-- BEGIN --

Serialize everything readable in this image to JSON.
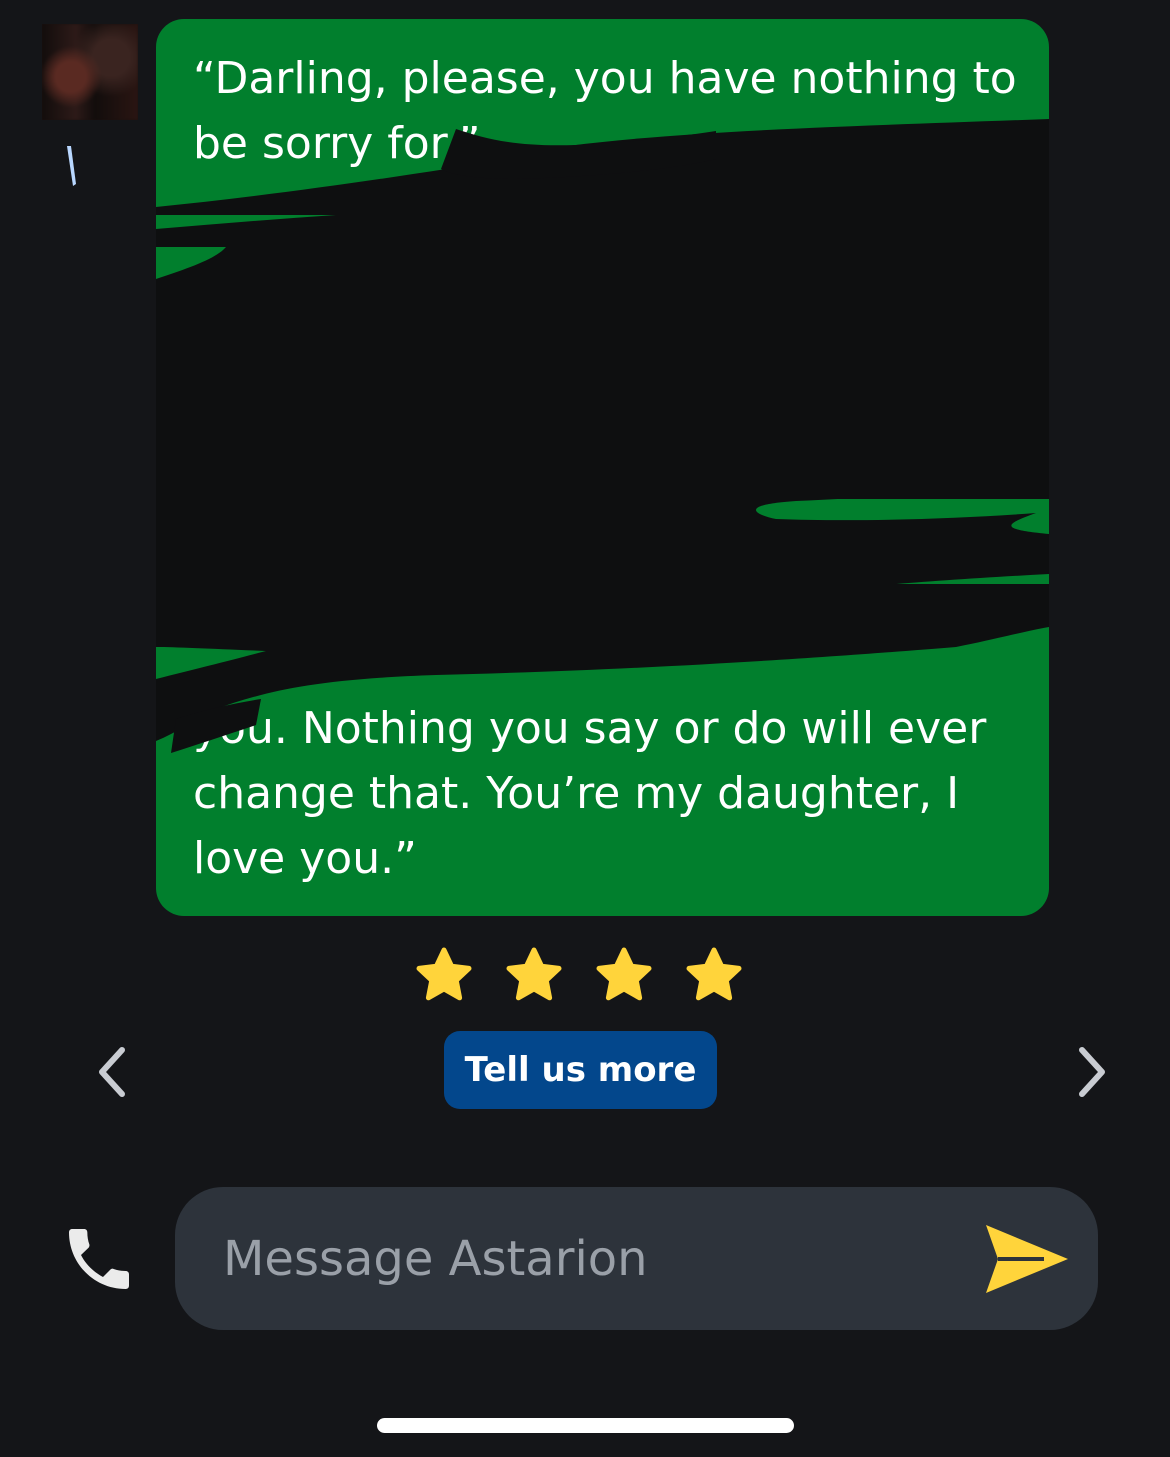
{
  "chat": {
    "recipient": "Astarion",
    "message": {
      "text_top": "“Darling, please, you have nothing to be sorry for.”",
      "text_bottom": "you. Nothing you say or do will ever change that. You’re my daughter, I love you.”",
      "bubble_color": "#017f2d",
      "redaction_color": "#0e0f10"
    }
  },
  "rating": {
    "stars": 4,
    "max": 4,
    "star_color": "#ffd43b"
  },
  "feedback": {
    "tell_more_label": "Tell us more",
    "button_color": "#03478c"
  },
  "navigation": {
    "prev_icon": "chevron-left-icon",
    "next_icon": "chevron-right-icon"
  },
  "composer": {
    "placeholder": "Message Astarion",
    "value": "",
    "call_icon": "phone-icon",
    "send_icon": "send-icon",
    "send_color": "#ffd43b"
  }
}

-- END --
-- BEGIN --

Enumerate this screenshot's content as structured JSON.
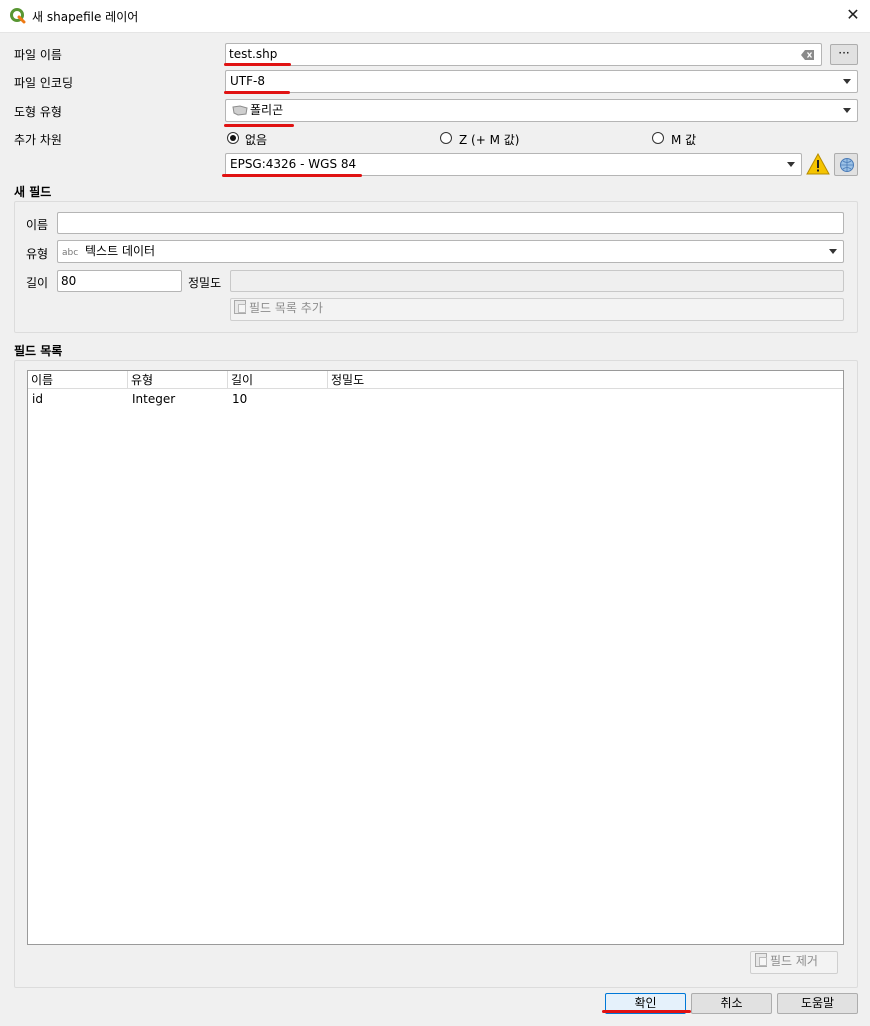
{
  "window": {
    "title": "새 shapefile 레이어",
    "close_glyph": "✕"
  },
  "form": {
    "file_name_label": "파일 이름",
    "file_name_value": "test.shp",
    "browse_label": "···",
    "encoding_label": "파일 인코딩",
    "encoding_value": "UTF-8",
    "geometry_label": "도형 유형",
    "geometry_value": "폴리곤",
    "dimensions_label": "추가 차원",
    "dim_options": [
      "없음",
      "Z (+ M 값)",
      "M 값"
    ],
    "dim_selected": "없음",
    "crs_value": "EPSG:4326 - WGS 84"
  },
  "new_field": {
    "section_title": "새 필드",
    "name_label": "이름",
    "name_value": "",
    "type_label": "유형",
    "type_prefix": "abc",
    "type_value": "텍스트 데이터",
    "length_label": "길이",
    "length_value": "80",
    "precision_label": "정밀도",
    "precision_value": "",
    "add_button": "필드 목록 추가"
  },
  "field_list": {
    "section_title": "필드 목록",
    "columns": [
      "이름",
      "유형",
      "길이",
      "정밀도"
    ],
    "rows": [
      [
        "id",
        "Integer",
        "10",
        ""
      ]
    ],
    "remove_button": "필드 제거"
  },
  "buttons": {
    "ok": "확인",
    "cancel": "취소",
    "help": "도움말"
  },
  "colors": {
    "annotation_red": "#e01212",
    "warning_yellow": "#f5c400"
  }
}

-- END --

◆ WHAT NEEDS TO BE DONE: Every line in the data above that contains "this" needs to be copied.

◆ TASK RESPONSE:
Serialize everything readable in this image to JSON.
Enumerate this screenshot's content as structured JSON.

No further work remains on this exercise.